● REQUIRED TASK: Each line that includes the string "have" counts once; give the total and nothing else.

Data entries:
···

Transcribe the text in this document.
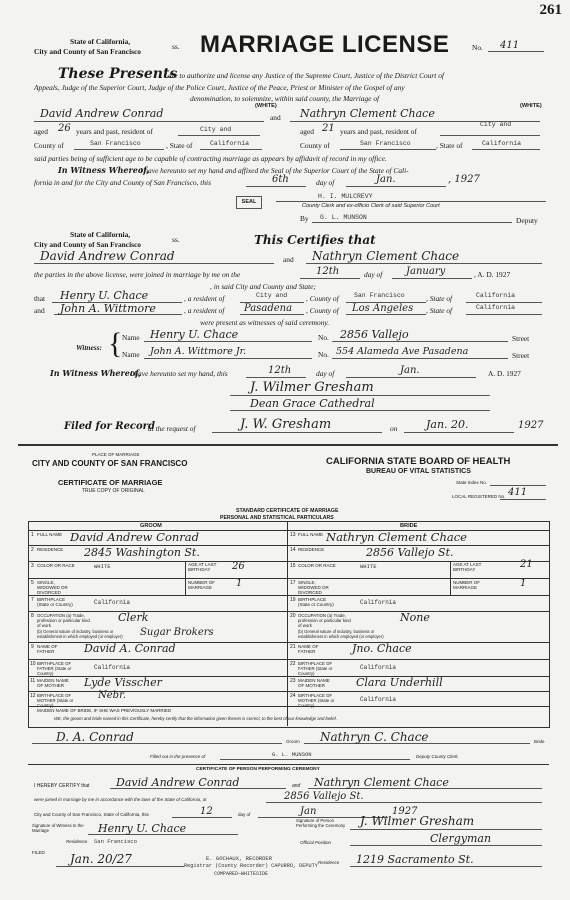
261
State of California,
City and County of San Francisco
ss. MARRIAGE LICENSE	No. 411
These Presents
are to authorize and license any Justice of the Supreme Court, Justice of the District Court of
Appeals, Judge of the Superior Court, Judge of the Police Court, Justice of the Peace, Priest or Minister of the Gospel of any
denomination, to solemnize, within said county, the Marriage of
(WHITE)	(WHITE)
David Andrew Conrad	and Nathryn Clement Chace
aged 26 years and past, resident of	City and	aged 21 years and past, resident of
City and
County of	San Francisco	, State of	California	County of	San Francisco	, State of	California
said parties being of sufficient age to be capable of contracting marriage as appears by affidavit of record in my office.
In Witness Whereof,
I have hereunto set my hand and affixed the Seal of the Superior Court of the State of Cali-
fornia in and for the City and County of San Francisco, this	6th	day of	Jan.	, 1927
SEAL
H. I. MULCREVY
County Clerk and ex-officio Clerk of said Superior Court
By G. L. MUNSON	Deputy
State of California,
City and County of San Francisco
ss.	This Certifies that
David Andrew Conrad	and Nathryn Clement Chace
the parties in the above license, were joined in marriage by me on the	12th	day of January	, A. D. 1927
, in said City and County and State;
that Henry U. Chace	, a resident of	City and	, County of San Francisco	, State of	California
and John A. Wittmore	, a resident of Pasadena , County of Los Angeles , State of	California
were present as witnesses of said ceremony.
Witness: { Name Henry U. Chace	No. 2856 Vallejo	Street
Name John A. Wittmore Jr.	No. 554 Alameda Ave Pasadena	Street
In Witness Whereof,
I have hereunto set my hand, this	12th	day of	Jan.	A. D. 1927
J. Wilmer Gresham
Dean Grace Cathedral
Filed for Record
at the request of	J. W. Gresham	on	Jan. 20.	1927
PLACE OF MARRIAGE
CITY AND COUNTY OF SAN FRANCISCO
CERTIFICATE OF MARRIAGE
TRUE COPY OF ORIGINAL
CALIFORNIA STATE BOARD OF HEALTH
BUREAU OF VITAL STATISTICS
State Index No.
LOCAL REGISTERED No. 411
STANDARD CERTIFICATE OF MARRIAGE
PERSONAL AND STATISTICAL PARTICULARS
GROOM	BRIDE
1 FULL NAME David Andrew Conrad
2 RESIDENCE 2845 Washington St.
3 COLOR OR RACE	WHITE	AGE AT LAST BIRTHDAY	26
5 SINGLE, WIDOWED OR DIVORCED
NUMBER OF MARRIAGE	1
7 BIRTHPLACE (State or Country)	California
8 OCCUPATION (a) Trade, profession or particular kind of work
Clerk
(b) General nature of industry, business or establishment in which employed (or employer)	Sugar Brokers
9 NAME OF FATHER	David A. Conrad
10 BIRTHPLACE OF FATHER (State or Country)
California
11 MAIDEN NAME OF MOTHER	Lyde Visscher
12 BIRTHPLACE OF MOTHER (State or Country)
Nebr.
13 FULL NAME Nathryn Clement Chace
14 RESIDENCE	2856 Vallejo St.
15 COLOR OR RACE	WHITE	AGE AT LAST BIRTHDAY	21
17 SINGLE, WIDOWED OR DIVORCED
NUMBER OF MARRIAGE	1
19 BIRTHPLACE (State or Country)	California
20 OCCUPATION (a) Trade, profession or particular kind of work
None
(b) General nature of industry, business or establishment in which employed (or employer)
21 NAME OF FATHER	Jno. Chace
22 BIRTHPLACE OF FATHER (State or Country)
California
23 MAIDEN NAME OF MOTHER	Clara Underhill
24 BIRTHPLACE OF MOTHER (State or Country)
California
MAIDEN NAME OF BRIDE, IF SHE WAS PREVIOUSLY MARRIED
WE, the groom and bride named in this Certificate, hereby certify that the information given therein is correct, to the best of our knowledge and belief.
D. A. Conrad	Groom Nathryn C. Chace	Bride
Filled out in the presence of	G. L. MUNSON	Deputy County Clerk.
CERTIFICATE OF PERSON PERFORMING CEREMONY
I HEREBY CERTIFY that David Andrew Conrad	and Nathryn Clement Chace
were joined in marriage by me in accordance with the laws of the State of California, at	2856 Vallejo St.
City and County of San Francisco, State of California, this	12	day of	Jan	1927
Signature of Witness to the Marriage	Henry U. Chace
Residence San Francisco
Signature of Person Performing the Ceremony	J. Wilmer Gresham
Official Position	Clergyman
FILED Jan. 20/27	E. GOCHAUX, RECORDER
Registrar (County Recorder) CAPURRO, DEPUTY
COMPARED—WHITESIDE
Residence 1219 Sacramento St.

···

● ANSWER TO THIS PROBLEM: 2